— Set task —
Write out all the data again, exactly as it stands.

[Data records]
====
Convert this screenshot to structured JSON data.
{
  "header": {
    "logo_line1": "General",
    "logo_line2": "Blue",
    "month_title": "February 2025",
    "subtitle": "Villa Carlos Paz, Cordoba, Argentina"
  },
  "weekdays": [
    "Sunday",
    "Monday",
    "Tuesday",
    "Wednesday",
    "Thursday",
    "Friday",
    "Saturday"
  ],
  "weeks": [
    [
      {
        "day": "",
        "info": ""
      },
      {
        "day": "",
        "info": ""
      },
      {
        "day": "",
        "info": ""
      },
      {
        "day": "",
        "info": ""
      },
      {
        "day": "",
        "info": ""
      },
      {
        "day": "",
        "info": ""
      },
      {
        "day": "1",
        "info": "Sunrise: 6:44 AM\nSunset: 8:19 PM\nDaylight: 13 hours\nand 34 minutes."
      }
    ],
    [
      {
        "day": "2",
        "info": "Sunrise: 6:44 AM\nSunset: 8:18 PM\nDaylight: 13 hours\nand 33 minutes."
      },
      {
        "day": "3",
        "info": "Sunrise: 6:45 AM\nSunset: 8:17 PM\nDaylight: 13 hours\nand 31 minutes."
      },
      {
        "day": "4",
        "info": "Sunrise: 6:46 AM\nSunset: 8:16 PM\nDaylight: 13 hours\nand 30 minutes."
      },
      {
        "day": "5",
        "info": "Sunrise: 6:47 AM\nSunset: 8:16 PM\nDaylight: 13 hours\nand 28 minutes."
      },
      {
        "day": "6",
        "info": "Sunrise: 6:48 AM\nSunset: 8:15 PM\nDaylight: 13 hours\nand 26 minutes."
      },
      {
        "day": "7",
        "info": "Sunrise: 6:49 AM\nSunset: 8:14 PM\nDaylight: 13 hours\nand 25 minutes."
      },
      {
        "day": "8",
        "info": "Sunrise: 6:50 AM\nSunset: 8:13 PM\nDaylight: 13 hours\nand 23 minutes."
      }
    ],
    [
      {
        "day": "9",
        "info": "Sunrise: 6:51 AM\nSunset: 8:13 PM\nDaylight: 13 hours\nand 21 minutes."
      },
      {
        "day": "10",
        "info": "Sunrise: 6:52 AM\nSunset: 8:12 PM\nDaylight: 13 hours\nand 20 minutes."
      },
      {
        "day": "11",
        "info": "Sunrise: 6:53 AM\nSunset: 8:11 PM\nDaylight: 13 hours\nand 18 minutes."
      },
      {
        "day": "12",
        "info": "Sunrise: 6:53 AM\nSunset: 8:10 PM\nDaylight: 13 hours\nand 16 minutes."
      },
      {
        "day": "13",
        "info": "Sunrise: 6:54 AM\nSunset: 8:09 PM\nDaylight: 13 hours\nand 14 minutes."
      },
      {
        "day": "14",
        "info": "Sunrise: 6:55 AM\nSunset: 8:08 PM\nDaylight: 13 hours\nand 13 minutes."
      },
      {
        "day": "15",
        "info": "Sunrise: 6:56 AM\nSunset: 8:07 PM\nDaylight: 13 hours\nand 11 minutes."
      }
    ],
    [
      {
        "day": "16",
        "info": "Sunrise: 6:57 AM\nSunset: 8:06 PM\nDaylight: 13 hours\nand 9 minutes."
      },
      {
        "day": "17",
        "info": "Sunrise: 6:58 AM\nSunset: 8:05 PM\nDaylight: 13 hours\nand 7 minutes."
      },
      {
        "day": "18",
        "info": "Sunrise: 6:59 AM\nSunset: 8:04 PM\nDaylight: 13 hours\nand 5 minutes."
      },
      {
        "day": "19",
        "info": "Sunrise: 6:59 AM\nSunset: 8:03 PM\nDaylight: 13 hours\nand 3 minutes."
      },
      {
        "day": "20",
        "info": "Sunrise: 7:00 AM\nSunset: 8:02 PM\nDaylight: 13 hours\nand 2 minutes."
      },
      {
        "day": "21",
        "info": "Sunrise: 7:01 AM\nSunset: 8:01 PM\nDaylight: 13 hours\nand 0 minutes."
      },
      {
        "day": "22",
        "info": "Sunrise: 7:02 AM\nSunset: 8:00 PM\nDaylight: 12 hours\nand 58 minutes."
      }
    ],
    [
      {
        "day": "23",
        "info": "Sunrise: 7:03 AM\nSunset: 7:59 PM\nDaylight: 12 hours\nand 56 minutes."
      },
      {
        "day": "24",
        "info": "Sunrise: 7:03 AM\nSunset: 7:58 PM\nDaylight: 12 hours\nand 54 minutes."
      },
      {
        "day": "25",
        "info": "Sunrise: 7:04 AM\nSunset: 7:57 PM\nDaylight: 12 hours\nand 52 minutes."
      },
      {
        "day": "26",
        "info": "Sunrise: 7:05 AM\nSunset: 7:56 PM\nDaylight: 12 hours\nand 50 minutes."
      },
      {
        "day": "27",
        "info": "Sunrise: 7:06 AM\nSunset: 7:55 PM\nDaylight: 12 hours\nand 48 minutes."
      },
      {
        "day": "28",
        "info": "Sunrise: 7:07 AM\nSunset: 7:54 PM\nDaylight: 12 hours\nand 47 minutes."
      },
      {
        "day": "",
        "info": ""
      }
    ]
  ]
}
====
— Answer for this exercise —
Convert this screenshot to structured JSON data.
{
  "header": {
    "logo_line1": "General",
    "logo_line2": "Blue",
    "month_title": "February 2025",
    "subtitle": "Villa Carlos Paz, Cordoba, Argentina"
  },
  "weekdays": [
    "Sunday",
    "Monday",
    "Tuesday",
    "Wednesday",
    "Thursday",
    "Friday",
    "Saturday"
  ],
  "weeks": [
    [
      {
        "day": "",
        "info": ""
      },
      {
        "day": "",
        "info": ""
      },
      {
        "day": "",
        "info": ""
      },
      {
        "day": "",
        "info": ""
      },
      {
        "day": "",
        "info": ""
      },
      {
        "day": "",
        "info": ""
      },
      {
        "day": "1",
        "info": "Sunrise: 6:44 AM\nSunset: 8:19 PM\nDaylight: 13 hours\nand 34 minutes."
      }
    ],
    [
      {
        "day": "2",
        "info": "Sunrise: 6:44 AM\nSunset: 8:18 PM\nDaylight: 13 hours\nand 33 minutes."
      },
      {
        "day": "3",
        "info": "Sunrise: 6:45 AM\nSunset: 8:17 PM\nDaylight: 13 hours\nand 31 minutes."
      },
      {
        "day": "4",
        "info": "Sunrise: 6:46 AM\nSunset: 8:16 PM\nDaylight: 13 hours\nand 30 minutes."
      },
      {
        "day": "5",
        "info": "Sunrise: 6:47 AM\nSunset: 8:16 PM\nDaylight: 13 hours\nand 28 minutes."
      },
      {
        "day": "6",
        "info": "Sunrise: 6:48 AM\nSunset: 8:15 PM\nDaylight: 13 hours\nand 26 minutes."
      },
      {
        "day": "7",
        "info": "Sunrise: 6:49 AM\nSunset: 8:14 PM\nDaylight: 13 hours\nand 25 minutes."
      },
      {
        "day": "8",
        "info": "Sunrise: 6:50 AM\nSunset: 8:13 PM\nDaylight: 13 hours\nand 23 minutes."
      }
    ],
    [
      {
        "day": "9",
        "info": "Sunrise: 6:51 AM\nSunset: 8:13 PM\nDaylight: 13 hours\nand 21 minutes."
      },
      {
        "day": "10",
        "info": "Sunrise: 6:52 AM\nSunset: 8:12 PM\nDaylight: 13 hours\nand 20 minutes."
      },
      {
        "day": "11",
        "info": "Sunrise: 6:53 AM\nSunset: 8:11 PM\nDaylight: 13 hours\nand 18 minutes."
      },
      {
        "day": "12",
        "info": "Sunrise: 6:53 AM\nSunset: 8:10 PM\nDaylight: 13 hours\nand 16 minutes."
      },
      {
        "day": "13",
        "info": "Sunrise: 6:54 AM\nSunset: 8:09 PM\nDaylight: 13 hours\nand 14 minutes."
      },
      {
        "day": "14",
        "info": "Sunrise: 6:55 AM\nSunset: 8:08 PM\nDaylight: 13 hours\nand 13 minutes."
      },
      {
        "day": "15",
        "info": "Sunrise: 6:56 AM\nSunset: 8:07 PM\nDaylight: 13 hours\nand 11 minutes."
      }
    ],
    [
      {
        "day": "16",
        "info": "Sunrise: 6:57 AM\nSunset: 8:06 PM\nDaylight: 13 hours\nand 9 minutes."
      },
      {
        "day": "17",
        "info": "Sunrise: 6:58 AM\nSunset: 8:05 PM\nDaylight: 13 hours\nand 7 minutes."
      },
      {
        "day": "18",
        "info": "Sunrise: 6:59 AM\nSunset: 8:04 PM\nDaylight: 13 hours\nand 5 minutes."
      },
      {
        "day": "19",
        "info": "Sunrise: 6:59 AM\nSunset: 8:03 PM\nDaylight: 13 hours\nand 3 minutes."
      },
      {
        "day": "20",
        "info": "Sunrise: 7:00 AM\nSunset: 8:02 PM\nDaylight: 13 hours\nand 2 minutes."
      },
      {
        "day": "21",
        "info": "Sunrise: 7:01 AM\nSunset: 8:01 PM\nDaylight: 13 hours\nand 0 minutes."
      },
      {
        "day": "22",
        "info": "Sunrise: 7:02 AM\nSunset: 8:00 PM\nDaylight: 12 hours\nand 58 minutes."
      }
    ],
    [
      {
        "day": "23",
        "info": "Sunrise: 7:03 AM\nSunset: 7:59 PM\nDaylight: 12 hours\nand 56 minutes."
      },
      {
        "day": "24",
        "info": "Sunrise: 7:03 AM\nSunset: 7:58 PM\nDaylight: 12 hours\nand 54 minutes."
      },
      {
        "day": "25",
        "info": "Sunrise: 7:04 AM\nSunset: 7:57 PM\nDaylight: 12 hours\nand 52 minutes."
      },
      {
        "day": "26",
        "info": "Sunrise: 7:05 AM\nSunset: 7:56 PM\nDaylight: 12 hours\nand 50 minutes."
      },
      {
        "day": "27",
        "info": "Sunrise: 7:06 AM\nSunset: 7:55 PM\nDaylight: 12 hours\nand 48 minutes."
      },
      {
        "day": "28",
        "info": "Sunrise: 7:07 AM\nSunset: 7:54 PM\nDaylight: 12 hours\nand 47 minutes."
      },
      {
        "day": "",
        "info": ""
      }
    ]
  ]
}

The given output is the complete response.